Aim of the task - Filter the records below down to lines containing "icon".

════════════════

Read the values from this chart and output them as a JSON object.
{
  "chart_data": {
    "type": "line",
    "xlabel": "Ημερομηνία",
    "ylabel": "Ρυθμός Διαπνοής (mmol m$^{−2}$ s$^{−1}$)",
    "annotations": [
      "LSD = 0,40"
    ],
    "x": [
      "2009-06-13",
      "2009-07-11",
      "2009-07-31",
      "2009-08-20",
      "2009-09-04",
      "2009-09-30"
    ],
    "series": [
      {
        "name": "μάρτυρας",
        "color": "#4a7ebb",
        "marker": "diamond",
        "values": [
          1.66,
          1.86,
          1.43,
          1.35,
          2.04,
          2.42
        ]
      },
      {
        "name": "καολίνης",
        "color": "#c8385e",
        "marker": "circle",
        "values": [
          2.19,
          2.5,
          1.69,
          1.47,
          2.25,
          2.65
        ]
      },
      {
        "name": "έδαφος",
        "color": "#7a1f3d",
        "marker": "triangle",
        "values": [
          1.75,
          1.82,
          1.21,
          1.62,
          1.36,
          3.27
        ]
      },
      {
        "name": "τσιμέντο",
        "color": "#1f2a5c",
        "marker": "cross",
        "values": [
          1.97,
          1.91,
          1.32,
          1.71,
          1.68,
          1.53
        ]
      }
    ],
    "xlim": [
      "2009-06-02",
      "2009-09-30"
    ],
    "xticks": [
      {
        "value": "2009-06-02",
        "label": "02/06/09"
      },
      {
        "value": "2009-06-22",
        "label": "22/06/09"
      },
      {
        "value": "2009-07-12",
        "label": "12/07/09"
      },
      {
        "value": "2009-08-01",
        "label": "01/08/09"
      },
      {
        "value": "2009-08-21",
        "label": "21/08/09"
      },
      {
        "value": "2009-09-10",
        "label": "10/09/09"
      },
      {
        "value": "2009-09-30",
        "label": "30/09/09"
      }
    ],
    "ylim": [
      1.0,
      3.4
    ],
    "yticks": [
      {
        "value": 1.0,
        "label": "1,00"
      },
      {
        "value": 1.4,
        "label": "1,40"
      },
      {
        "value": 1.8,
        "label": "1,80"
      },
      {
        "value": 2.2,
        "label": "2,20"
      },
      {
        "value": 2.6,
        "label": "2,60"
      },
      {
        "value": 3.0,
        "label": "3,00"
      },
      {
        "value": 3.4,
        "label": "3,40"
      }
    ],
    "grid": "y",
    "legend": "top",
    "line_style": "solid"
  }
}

════════════════

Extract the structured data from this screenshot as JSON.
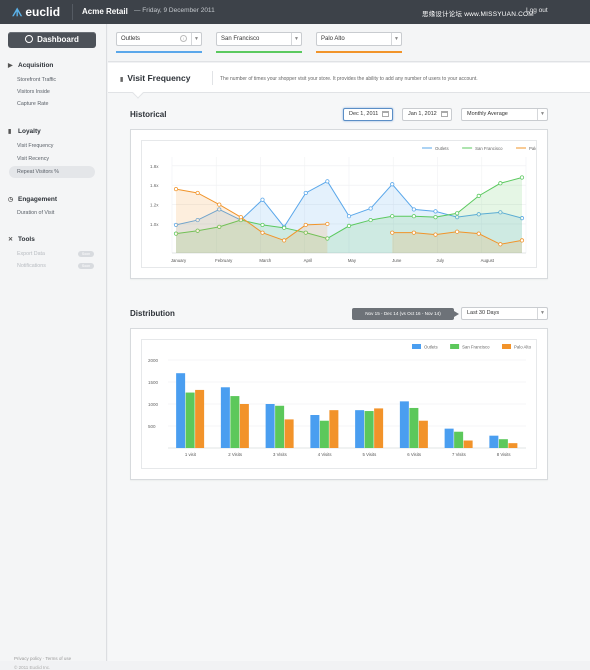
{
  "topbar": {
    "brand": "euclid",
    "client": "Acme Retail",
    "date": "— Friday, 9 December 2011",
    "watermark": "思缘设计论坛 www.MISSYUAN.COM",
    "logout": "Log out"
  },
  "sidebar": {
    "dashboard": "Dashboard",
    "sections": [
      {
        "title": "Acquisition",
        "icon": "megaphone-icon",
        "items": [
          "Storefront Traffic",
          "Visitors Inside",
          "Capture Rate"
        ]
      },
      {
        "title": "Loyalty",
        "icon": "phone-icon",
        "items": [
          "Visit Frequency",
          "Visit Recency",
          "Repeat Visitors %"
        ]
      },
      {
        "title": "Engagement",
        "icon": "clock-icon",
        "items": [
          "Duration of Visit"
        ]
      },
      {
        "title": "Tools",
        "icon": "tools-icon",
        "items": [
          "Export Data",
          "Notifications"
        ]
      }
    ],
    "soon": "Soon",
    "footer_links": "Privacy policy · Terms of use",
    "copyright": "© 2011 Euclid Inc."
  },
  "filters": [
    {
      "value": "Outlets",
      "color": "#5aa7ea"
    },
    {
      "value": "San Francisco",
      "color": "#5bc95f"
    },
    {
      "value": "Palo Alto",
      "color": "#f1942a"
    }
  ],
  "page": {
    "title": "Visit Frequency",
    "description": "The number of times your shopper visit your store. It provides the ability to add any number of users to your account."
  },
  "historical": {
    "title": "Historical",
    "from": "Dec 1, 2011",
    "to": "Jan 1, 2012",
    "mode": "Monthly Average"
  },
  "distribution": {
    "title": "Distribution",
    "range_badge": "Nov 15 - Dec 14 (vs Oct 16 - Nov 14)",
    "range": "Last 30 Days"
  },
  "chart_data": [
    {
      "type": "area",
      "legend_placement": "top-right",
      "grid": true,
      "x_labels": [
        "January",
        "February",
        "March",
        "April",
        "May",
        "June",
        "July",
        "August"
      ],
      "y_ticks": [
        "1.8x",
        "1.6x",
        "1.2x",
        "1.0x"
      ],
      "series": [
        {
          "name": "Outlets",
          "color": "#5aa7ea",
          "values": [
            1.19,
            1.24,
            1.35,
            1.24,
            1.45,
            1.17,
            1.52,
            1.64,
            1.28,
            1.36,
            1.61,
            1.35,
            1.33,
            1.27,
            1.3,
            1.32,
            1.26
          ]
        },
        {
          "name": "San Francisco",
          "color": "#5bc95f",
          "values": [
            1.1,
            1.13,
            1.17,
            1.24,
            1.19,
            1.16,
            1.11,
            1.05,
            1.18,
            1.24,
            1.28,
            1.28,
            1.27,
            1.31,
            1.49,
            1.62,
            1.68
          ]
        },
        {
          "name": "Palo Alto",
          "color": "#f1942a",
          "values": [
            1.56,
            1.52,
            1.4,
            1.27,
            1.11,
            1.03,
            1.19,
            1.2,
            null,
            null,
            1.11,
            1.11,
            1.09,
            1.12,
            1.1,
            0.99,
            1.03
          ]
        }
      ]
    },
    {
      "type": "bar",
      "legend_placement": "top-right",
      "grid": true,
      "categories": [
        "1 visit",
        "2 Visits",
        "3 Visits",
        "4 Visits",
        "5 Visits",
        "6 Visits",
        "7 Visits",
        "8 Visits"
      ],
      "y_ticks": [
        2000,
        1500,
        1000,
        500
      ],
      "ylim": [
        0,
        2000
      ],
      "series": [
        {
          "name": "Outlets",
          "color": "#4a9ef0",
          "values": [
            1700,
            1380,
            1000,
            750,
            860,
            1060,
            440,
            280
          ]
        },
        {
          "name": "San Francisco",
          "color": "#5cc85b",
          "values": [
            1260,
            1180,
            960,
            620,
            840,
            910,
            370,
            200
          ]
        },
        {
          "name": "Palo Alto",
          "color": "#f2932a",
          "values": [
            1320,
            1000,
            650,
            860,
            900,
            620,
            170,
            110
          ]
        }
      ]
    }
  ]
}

════════════════

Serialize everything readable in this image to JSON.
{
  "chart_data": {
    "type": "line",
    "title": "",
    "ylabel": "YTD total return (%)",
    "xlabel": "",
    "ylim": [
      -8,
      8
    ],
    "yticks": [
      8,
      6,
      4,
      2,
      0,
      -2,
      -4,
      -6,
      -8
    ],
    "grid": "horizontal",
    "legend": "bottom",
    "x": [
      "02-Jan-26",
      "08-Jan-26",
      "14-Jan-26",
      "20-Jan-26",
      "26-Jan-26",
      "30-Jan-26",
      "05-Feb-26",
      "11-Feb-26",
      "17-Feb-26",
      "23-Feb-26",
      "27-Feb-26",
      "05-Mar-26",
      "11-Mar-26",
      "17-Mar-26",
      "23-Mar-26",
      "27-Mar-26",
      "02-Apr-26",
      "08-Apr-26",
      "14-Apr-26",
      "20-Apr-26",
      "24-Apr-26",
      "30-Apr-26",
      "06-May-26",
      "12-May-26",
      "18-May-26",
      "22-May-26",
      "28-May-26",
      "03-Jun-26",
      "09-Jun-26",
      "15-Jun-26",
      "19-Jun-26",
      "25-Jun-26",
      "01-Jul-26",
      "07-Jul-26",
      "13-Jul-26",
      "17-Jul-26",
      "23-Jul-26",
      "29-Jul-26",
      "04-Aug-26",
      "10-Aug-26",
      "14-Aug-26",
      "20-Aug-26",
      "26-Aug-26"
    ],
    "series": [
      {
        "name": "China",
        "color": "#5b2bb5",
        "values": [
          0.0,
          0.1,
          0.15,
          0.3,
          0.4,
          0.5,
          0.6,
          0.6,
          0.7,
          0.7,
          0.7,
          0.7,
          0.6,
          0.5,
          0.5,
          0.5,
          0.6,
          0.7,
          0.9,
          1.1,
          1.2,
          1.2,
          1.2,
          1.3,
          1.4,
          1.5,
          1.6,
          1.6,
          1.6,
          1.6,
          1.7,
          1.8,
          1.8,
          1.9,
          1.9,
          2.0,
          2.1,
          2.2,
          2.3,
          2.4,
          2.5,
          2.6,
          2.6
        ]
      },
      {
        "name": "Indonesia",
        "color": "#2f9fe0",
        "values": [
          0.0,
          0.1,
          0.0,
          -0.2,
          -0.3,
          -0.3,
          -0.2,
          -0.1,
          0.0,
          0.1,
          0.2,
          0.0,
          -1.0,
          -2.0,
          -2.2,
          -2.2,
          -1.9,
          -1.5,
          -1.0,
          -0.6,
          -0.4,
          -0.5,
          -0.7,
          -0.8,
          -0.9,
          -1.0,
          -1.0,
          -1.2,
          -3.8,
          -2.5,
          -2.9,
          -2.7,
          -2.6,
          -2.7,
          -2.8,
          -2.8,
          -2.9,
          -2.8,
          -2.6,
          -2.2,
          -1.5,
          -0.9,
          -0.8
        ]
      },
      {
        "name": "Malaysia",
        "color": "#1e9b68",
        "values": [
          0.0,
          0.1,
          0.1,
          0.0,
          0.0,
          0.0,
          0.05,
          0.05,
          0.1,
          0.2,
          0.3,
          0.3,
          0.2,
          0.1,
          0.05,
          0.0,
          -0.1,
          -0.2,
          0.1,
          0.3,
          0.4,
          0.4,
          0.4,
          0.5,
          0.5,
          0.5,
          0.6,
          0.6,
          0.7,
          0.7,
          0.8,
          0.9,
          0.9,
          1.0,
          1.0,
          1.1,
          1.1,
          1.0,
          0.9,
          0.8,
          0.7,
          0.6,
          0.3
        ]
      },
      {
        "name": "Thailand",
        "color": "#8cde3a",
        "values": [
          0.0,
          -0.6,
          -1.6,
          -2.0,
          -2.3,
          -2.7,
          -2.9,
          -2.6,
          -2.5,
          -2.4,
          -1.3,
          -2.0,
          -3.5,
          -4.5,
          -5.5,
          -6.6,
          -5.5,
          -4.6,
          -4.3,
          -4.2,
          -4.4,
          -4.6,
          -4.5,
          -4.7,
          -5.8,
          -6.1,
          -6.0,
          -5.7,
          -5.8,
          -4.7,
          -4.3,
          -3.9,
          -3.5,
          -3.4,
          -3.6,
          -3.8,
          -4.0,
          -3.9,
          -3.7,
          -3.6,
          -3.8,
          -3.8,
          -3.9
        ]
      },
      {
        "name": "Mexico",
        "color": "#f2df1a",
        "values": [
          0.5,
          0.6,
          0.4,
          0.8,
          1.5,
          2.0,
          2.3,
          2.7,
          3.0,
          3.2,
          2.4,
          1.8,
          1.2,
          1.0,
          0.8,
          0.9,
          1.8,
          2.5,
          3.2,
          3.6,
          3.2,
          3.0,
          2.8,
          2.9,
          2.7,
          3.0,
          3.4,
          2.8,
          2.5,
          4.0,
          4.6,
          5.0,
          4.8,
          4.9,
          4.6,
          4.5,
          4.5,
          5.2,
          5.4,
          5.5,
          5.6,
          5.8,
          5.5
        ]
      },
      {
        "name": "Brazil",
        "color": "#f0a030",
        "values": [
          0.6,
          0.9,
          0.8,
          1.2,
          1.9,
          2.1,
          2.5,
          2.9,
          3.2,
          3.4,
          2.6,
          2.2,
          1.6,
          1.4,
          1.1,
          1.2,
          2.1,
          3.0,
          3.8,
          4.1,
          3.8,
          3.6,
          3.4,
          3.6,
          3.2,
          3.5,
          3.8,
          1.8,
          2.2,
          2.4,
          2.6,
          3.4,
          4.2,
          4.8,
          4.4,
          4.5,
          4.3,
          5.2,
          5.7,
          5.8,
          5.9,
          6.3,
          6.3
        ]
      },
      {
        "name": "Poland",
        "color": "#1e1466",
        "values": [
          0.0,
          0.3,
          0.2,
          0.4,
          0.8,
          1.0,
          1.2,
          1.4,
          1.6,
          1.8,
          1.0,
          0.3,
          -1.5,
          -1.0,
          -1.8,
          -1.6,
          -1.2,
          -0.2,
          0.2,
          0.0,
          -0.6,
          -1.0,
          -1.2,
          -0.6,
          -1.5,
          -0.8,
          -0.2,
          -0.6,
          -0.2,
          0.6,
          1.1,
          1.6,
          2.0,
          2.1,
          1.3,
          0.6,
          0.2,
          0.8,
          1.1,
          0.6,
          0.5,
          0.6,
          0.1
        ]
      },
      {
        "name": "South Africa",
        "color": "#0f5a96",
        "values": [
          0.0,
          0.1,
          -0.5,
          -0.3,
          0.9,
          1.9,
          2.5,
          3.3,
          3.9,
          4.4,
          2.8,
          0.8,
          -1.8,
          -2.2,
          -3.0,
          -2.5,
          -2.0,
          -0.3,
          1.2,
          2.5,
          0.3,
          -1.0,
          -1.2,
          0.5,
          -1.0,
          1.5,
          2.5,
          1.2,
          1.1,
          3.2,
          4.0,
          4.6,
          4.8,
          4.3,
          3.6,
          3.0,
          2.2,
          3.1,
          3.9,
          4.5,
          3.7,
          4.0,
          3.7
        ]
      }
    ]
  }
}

════════════════

Exercise solution -
        "icon": "megaphone-icon",
        "icon": "phone-icon",
        "icon": "clock-icon",
        "icon": "tools-icon",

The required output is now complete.